PROBLEM REQUIREMENTS
Set down every entry word for word. Omit the pictures.

Collection entries

%%

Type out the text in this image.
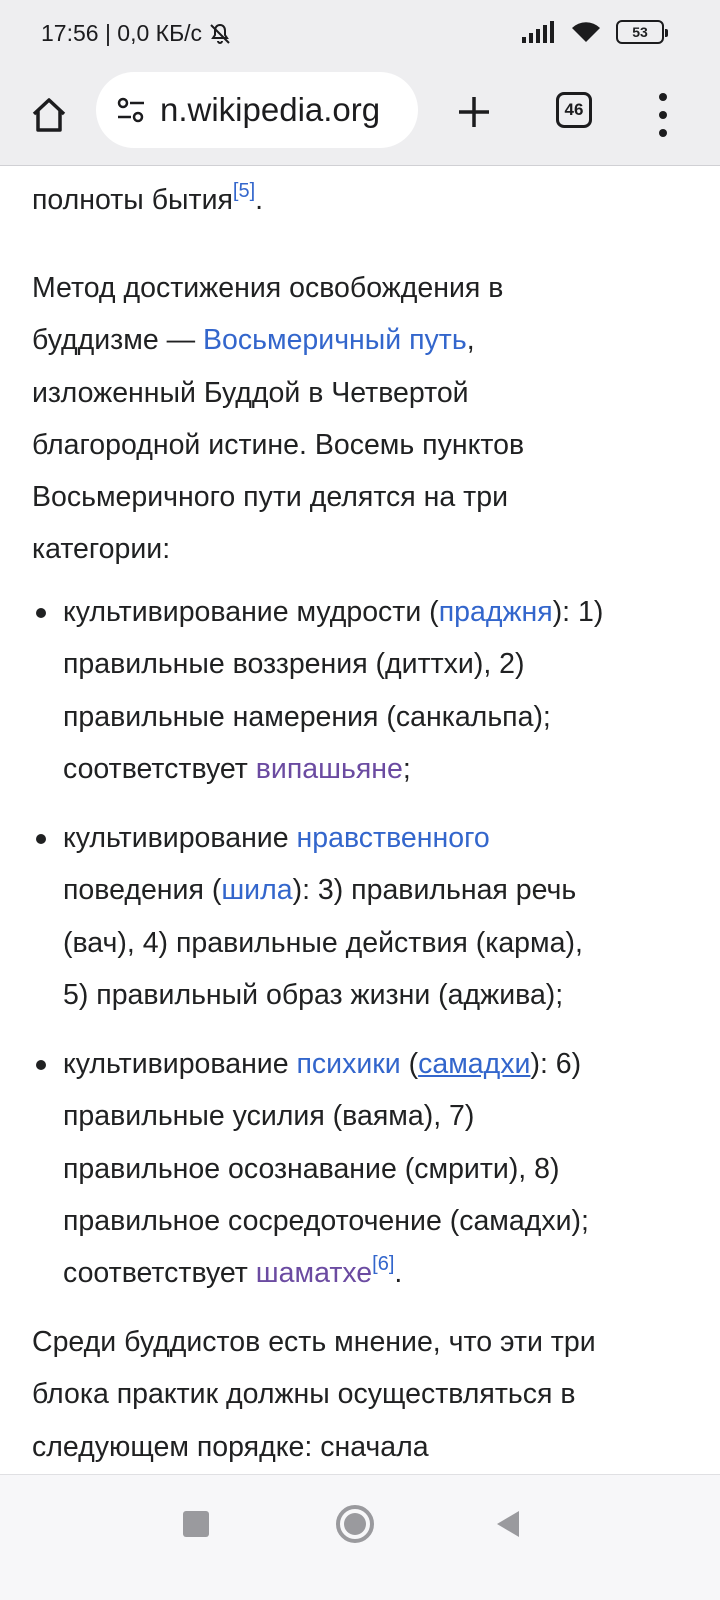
17:56 | 0,0 КБ/с	53
n.wikipedia.org	46
полноты бытия[5].
Метод достижения освобождения в
буддизме — Восьмеричный путь,
изложенный Буддой в Четвертой
благородной истине. Восемь пунктов
Восьмеричного пути делятся на три
категории:
культивирование мудрости (праджня): 1)
правильные воззрения (диттхи), 2)
правильные намерения (санкальпа);
соответствует випашьяне;
культивирование нравственного
поведения (шила): 3) правильная речь
(вач), 4) правильные действия (карма),
5) правильный образ жизни (аджива);
культивирование психики (самадхи): 6)
правильные усилия (ваяма), 7)
правильное осознавание (смрити), 8)
правильное сосредоточение (самадхи);
соответствует шаматхе[6].
Среди буддистов есть мнение, что эти три
блока практик должны осуществляться в
следующем порядке: сначала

%%

TASK ANSWER
Type out the text in this image.
17:56 | 0,0 КБ/с	53
n.wikipedia.org	46
полноты бытия[5].
Метод достижения освобождения в
буддизме — Восьмеричный путь,
изложенный Буддой в Четвертой
благородной истине. Восемь пунктов
Восьмеричного пути делятся на три
категории:
культивирование мудрости (праджня): 1)
правильные воззрения (диттхи), 2)
правильные намерения (санкальпа);
соответствует випашьяне;
культивирование нравственного
поведения (шила): 3) правильная речь
(вач), 4) правильные действия (карма),
5) правильный образ жизни (аджива);
культивирование психики (самадхи): 6)
правильные усилия (ваяма), 7)
правильное осознавание (смрити), 8)
правильное сосредоточение (самадхи);
соответствует шаматхе[6].
Среди буддистов есть мнение, что эти три
блока практик должны осуществляться в
следующем порядке: сначала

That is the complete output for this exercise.